Structured figure records:
::::::

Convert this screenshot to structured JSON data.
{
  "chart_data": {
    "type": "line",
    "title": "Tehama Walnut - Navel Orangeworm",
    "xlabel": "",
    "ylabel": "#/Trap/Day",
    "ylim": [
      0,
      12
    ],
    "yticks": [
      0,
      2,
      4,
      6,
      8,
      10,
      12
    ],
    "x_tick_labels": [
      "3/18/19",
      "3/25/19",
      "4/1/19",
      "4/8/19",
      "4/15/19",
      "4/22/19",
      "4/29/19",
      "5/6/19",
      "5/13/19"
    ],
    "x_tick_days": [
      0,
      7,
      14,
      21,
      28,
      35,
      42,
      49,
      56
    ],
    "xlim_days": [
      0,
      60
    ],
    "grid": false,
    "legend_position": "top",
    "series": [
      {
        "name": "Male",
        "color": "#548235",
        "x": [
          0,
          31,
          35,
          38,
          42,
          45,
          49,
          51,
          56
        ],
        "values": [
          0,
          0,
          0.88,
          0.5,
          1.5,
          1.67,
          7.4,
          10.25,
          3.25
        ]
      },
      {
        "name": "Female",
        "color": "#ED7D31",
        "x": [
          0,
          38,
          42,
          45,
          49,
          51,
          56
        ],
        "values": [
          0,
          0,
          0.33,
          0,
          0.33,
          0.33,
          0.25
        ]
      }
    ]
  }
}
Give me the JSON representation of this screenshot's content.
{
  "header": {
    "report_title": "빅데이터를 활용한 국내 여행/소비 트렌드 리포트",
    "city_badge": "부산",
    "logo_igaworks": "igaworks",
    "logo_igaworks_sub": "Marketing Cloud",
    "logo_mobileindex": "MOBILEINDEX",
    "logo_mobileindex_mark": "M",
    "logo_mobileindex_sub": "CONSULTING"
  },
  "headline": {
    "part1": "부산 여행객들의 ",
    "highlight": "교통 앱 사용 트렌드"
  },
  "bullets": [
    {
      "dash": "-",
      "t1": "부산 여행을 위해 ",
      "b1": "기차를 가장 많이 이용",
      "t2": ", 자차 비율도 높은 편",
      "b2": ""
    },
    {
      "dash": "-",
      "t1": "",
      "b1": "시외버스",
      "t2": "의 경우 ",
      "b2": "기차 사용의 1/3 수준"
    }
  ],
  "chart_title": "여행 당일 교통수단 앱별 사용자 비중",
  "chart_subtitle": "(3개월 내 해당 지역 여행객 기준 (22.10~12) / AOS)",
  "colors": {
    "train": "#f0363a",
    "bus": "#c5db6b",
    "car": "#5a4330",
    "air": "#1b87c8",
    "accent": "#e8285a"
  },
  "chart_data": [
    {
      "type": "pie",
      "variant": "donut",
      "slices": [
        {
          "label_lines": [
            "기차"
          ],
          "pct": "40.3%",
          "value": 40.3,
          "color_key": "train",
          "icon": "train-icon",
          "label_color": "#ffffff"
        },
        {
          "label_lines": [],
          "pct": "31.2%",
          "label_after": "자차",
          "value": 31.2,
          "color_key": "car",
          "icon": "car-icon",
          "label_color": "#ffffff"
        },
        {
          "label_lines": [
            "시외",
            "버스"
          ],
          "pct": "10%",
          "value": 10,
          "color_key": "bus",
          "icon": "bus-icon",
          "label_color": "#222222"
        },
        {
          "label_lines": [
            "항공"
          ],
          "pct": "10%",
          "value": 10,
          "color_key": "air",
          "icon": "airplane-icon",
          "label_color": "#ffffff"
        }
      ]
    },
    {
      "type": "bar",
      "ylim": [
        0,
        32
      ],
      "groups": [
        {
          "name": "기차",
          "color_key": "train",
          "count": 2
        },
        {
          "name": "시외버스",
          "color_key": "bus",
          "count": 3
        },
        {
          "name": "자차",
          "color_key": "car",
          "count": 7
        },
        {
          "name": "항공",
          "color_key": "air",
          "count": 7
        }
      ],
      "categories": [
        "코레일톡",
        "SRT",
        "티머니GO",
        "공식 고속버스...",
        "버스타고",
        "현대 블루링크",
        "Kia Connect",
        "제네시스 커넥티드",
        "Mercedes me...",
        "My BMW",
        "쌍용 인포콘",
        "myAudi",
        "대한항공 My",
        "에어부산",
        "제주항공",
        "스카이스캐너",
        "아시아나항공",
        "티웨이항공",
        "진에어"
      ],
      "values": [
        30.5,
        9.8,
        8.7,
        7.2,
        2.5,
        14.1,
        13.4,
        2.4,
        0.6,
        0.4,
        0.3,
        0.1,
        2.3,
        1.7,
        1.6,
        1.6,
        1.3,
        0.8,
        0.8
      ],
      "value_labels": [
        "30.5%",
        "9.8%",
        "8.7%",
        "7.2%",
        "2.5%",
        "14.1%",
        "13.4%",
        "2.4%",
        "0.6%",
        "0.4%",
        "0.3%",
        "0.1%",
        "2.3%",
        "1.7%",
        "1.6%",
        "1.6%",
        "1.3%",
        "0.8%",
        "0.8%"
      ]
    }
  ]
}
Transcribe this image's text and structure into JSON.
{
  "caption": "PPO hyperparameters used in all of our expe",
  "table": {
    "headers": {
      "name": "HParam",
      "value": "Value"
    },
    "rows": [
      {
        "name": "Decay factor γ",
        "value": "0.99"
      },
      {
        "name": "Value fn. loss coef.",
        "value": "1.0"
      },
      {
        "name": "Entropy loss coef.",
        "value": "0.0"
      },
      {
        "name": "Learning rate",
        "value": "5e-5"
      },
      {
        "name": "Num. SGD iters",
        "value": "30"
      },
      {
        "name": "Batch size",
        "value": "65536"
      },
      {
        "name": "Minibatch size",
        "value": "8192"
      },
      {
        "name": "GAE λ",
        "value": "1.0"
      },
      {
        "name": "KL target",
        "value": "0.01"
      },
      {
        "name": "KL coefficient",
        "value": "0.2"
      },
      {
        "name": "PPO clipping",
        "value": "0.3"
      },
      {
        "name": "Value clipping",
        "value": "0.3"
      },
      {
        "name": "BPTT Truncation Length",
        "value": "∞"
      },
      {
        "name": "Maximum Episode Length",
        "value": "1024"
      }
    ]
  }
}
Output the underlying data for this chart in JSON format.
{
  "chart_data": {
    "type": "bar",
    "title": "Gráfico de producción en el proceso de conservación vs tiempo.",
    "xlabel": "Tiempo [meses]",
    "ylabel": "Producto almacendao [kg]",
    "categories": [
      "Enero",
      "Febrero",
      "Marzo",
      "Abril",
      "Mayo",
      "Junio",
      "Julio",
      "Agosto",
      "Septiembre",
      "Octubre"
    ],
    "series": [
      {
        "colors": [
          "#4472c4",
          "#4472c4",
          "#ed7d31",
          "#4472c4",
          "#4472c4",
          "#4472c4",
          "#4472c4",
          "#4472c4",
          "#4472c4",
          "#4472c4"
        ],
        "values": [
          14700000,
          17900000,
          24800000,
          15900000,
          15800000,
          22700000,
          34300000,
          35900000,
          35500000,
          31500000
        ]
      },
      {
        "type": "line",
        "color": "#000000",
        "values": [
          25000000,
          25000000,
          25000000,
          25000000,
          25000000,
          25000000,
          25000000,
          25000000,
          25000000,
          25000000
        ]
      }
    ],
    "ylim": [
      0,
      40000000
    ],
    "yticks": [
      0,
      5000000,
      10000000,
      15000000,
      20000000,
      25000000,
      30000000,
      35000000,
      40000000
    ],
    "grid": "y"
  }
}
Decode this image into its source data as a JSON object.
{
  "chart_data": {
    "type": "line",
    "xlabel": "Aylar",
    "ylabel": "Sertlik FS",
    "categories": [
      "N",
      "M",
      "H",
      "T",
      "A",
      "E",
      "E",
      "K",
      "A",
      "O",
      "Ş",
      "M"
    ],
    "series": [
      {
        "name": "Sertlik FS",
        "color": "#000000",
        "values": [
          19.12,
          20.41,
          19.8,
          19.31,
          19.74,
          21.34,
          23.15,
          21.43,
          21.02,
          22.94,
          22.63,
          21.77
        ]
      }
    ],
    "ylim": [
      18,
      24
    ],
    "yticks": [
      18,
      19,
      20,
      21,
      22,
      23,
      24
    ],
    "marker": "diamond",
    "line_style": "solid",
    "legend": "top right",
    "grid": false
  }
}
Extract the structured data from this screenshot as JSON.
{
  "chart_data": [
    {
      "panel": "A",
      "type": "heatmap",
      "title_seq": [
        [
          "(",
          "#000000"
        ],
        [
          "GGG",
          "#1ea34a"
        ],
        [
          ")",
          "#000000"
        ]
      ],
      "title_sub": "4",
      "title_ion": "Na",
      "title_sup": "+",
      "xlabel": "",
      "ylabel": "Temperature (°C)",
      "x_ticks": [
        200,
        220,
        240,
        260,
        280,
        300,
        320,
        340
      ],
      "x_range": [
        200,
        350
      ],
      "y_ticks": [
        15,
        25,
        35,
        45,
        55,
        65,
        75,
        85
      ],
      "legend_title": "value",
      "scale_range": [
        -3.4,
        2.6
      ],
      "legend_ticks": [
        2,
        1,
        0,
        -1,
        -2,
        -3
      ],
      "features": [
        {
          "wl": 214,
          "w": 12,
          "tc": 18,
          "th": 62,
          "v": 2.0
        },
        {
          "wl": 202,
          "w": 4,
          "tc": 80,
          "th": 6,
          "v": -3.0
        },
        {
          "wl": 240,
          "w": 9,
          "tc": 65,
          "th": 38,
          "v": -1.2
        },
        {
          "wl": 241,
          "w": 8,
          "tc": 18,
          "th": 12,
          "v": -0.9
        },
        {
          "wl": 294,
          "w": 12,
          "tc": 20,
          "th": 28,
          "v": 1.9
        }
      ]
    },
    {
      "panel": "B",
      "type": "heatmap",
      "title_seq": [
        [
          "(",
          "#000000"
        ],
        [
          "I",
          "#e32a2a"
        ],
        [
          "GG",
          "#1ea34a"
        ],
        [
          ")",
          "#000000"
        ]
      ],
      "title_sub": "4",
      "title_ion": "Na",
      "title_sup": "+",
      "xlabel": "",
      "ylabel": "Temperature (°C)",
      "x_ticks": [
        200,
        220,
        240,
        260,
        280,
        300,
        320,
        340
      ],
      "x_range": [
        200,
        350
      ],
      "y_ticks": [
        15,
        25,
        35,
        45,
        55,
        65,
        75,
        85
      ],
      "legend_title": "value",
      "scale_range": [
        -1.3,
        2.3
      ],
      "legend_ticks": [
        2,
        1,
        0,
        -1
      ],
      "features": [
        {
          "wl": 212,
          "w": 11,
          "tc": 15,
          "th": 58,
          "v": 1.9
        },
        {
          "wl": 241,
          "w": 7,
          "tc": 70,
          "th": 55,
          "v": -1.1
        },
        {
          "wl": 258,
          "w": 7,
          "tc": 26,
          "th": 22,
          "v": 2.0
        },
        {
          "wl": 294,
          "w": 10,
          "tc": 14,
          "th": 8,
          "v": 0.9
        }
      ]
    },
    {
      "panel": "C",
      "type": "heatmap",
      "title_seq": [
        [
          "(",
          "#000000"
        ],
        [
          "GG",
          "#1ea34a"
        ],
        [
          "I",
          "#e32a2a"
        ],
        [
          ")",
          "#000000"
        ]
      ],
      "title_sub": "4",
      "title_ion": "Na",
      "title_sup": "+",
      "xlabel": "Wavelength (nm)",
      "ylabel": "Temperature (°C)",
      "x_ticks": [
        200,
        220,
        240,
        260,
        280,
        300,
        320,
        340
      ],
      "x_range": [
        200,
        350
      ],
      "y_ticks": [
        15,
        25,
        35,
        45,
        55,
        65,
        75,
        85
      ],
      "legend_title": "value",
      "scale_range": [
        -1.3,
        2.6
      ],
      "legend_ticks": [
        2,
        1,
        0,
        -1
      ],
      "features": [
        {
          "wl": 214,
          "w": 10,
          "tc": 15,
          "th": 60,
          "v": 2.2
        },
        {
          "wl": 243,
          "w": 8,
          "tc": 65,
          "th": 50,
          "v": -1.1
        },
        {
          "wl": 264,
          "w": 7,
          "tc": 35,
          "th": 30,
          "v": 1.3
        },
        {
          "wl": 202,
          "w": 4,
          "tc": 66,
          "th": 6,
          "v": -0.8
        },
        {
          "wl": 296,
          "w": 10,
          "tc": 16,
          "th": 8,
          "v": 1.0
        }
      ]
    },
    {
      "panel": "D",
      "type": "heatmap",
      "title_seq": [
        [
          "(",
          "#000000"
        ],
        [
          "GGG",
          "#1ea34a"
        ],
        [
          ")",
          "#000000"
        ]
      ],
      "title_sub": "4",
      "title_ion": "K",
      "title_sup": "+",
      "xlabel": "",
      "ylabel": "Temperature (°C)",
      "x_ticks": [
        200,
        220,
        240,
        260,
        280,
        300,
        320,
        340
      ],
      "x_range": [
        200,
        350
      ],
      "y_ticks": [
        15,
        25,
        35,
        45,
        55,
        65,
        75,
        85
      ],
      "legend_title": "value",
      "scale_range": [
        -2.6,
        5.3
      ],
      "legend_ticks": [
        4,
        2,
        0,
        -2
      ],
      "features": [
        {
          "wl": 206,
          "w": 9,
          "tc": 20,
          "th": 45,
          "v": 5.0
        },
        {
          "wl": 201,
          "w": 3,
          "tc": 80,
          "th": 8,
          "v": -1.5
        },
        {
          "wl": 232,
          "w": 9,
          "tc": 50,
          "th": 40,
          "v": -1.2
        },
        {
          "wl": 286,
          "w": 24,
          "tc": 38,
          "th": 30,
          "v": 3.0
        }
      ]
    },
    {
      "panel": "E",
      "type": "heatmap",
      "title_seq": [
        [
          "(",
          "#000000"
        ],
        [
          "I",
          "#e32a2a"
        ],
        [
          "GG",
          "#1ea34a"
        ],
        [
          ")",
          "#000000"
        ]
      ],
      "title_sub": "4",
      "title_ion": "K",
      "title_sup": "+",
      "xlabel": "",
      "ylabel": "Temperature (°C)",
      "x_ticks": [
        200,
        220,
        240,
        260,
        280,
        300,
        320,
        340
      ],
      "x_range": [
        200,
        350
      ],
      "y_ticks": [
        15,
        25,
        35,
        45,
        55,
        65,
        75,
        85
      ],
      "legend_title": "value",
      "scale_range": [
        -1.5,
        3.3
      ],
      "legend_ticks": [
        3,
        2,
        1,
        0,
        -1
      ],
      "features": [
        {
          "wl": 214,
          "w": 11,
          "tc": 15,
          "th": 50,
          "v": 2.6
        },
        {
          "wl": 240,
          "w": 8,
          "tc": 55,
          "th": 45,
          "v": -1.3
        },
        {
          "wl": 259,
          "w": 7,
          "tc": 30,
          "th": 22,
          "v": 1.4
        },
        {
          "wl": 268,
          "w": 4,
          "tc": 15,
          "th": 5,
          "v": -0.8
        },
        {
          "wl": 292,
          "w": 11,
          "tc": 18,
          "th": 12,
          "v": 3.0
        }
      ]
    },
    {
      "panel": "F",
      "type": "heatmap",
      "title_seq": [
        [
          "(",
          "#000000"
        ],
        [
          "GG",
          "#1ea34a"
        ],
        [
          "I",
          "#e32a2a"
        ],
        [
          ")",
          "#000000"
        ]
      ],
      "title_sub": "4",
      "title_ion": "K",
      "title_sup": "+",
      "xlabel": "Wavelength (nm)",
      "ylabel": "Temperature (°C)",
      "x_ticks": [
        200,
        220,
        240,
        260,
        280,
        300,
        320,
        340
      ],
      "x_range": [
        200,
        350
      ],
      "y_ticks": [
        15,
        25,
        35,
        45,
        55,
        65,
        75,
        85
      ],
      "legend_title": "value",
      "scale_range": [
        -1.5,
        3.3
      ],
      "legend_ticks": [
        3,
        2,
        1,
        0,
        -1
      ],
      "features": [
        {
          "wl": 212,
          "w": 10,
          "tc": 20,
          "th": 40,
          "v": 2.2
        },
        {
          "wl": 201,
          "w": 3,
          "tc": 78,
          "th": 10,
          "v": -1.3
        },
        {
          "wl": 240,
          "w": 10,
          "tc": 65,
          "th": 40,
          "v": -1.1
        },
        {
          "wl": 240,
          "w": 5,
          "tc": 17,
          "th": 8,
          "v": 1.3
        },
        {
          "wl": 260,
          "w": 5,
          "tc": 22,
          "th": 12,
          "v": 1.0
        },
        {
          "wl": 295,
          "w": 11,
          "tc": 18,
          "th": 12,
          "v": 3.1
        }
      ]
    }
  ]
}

::::::

WRITTEN PROBLEM: Gather up every line in the data above that contains the word "image", copying each one.

THE RESPONSE:
Transcribe this image's text and structure into JSON.
Decode this image into its source data as a JSON object.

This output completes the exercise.